** BEGIN Entries provided **
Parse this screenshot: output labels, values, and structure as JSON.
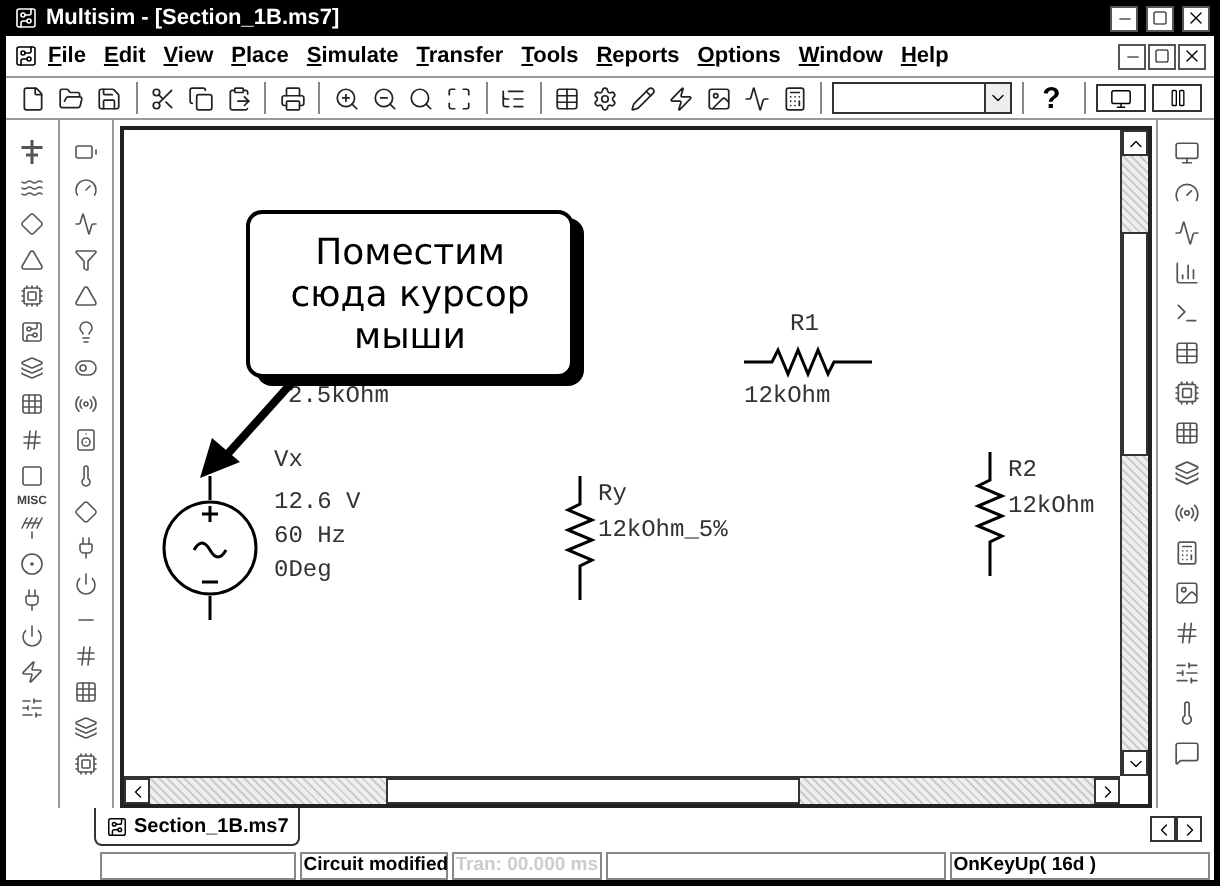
{
  "window": {
    "title": "Multisim - [Section_1B.ms7]"
  },
  "menu": [
    "File",
    "Edit",
    "View",
    "Place",
    "Simulate",
    "Transfer",
    "Tools",
    "Reports",
    "Options",
    "Window",
    "Help"
  ],
  "toolbar": {
    "help": "?"
  },
  "palette": {
    "label": "MISC"
  },
  "callout": {
    "text": "Поместим\nсюда курсор\nмыши"
  },
  "schematic": {
    "stray_labels": [
      "2.5kOhm"
    ],
    "components": [
      {
        "kind": "ac_source",
        "name": "Vx",
        "values": [
          "12.6 V",
          "60 Hz",
          "0Deg"
        ]
      },
      {
        "kind": "resistor_h",
        "name": "R1",
        "value": "12kOhm"
      },
      {
        "kind": "resistor_v",
        "name": "Ry",
        "value": "12kOhm_5%"
      },
      {
        "kind": "resistor_v",
        "name": "R2",
        "value": "12kOhm"
      }
    ]
  },
  "document_tabs": [
    {
      "label": "Section_1B.ms7",
      "selected": true
    }
  ],
  "status_bar": [
    {
      "kind": "empty"
    },
    {
      "kind": "text",
      "text": "Circuit modified",
      "disabled": false
    },
    {
      "kind": "text",
      "text": "Tran: 00.000 ms",
      "disabled": true
    },
    {
      "kind": "empty"
    },
    {
      "kind": "text",
      "text": "OnKeyUp( 16d )",
      "disabled": false
    }
  ]
}
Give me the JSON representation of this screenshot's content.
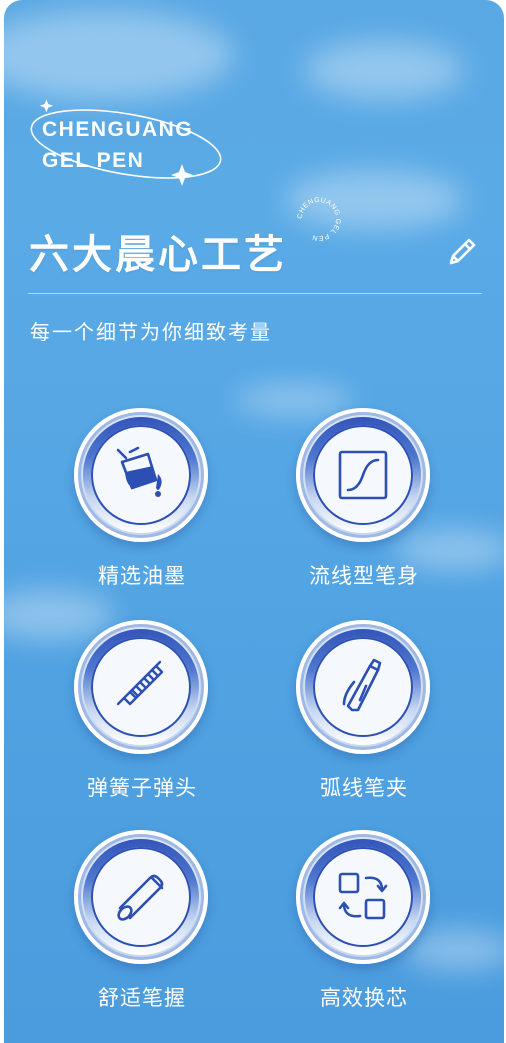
{
  "logo": {
    "line1": "CHENGUANG",
    "line2": "GEL PEN"
  },
  "header": {
    "title": "六大晨心工艺",
    "badge_text": "CHENGUANG GEL PEN",
    "subtitle": "每一个细节为你细致考量"
  },
  "features": [
    {
      "label": "精选油墨",
      "icon": "ink-bucket-icon"
    },
    {
      "label": "流线型笔身",
      "icon": "curve-icon"
    },
    {
      "label": "弹簧子弹头",
      "icon": "spring-tip-icon"
    },
    {
      "label": "弧线笔夹",
      "icon": "pen-clip-icon"
    },
    {
      "label": "舒适笔握",
      "icon": "grip-cylinder-icon"
    },
    {
      "label": "高效换芯",
      "icon": "refill-swap-icon"
    }
  ],
  "colors": {
    "background": "#55a6e4",
    "icon_blue": "#2c4fb3",
    "text": "#ffffff"
  }
}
** END Entries provided **
[What needs to be done]:
Restate the records above in full, word for word. Keep pictures out.

[Solution to the problem]:
Parse this screenshot: output labels, values, and structure as JSON.
{
  "window": {
    "title": "Multisim - [Section_1B.ms7]"
  },
  "menu": [
    "File",
    "Edit",
    "View",
    "Place",
    "Simulate",
    "Transfer",
    "Tools",
    "Reports",
    "Options",
    "Window",
    "Help"
  ],
  "toolbar": {
    "help": "?"
  },
  "palette": {
    "label": "MISC"
  },
  "callout": {
    "text": "Поместим\nсюда курсор\nмыши"
  },
  "schematic": {
    "stray_labels": [
      "2.5kOhm"
    ],
    "components": [
      {
        "kind": "ac_source",
        "name": "Vx",
        "values": [
          "12.6 V",
          "60 Hz",
          "0Deg"
        ]
      },
      {
        "kind": "resistor_h",
        "name": "R1",
        "value": "12kOhm"
      },
      {
        "kind": "resistor_v",
        "name": "Ry",
        "value": "12kOhm_5%"
      },
      {
        "kind": "resistor_v",
        "name": "R2",
        "value": "12kOhm"
      }
    ]
  },
  "document_tabs": [
    {
      "label": "Section_1B.ms7",
      "selected": true
    }
  ],
  "status_bar": [
    {
      "kind": "empty"
    },
    {
      "kind": "text",
      "text": "Circuit modified",
      "disabled": false
    },
    {
      "kind": "text",
      "text": "Tran: 00.000 ms",
      "disabled": true
    },
    {
      "kind": "empty"
    },
    {
      "kind": "text",
      "text": "OnKeyUp( 16d )",
      "disabled": false
    }
  ]
}
Give me the JSON representation of this screenshot's content.
{
  "logo": {
    "line1": "CHENGUANG",
    "line2": "GEL PEN"
  },
  "header": {
    "title": "六大晨心工艺",
    "badge_text": "CHENGUANG GEL PEN",
    "subtitle": "每一个细节为你细致考量"
  },
  "features": [
    {
      "label": "精选油墨",
      "icon": "ink-bucket-icon"
    },
    {
      "label": "流线型笔身",
      "icon": "curve-icon"
    },
    {
      "label": "弹簧子弹头",
      "icon": "spring-tip-icon"
    },
    {
      "label": "弧线笔夹",
      "icon": "pen-clip-icon"
    },
    {
      "label": "舒适笔握",
      "icon": "grip-cylinder-icon"
    },
    {
      "label": "高效换芯",
      "icon": "refill-swap-icon"
    }
  ],
  "colors": {
    "background": "#55a6e4",
    "icon_blue": "#2c4fb3",
    "text": "#ffffff"
  }
}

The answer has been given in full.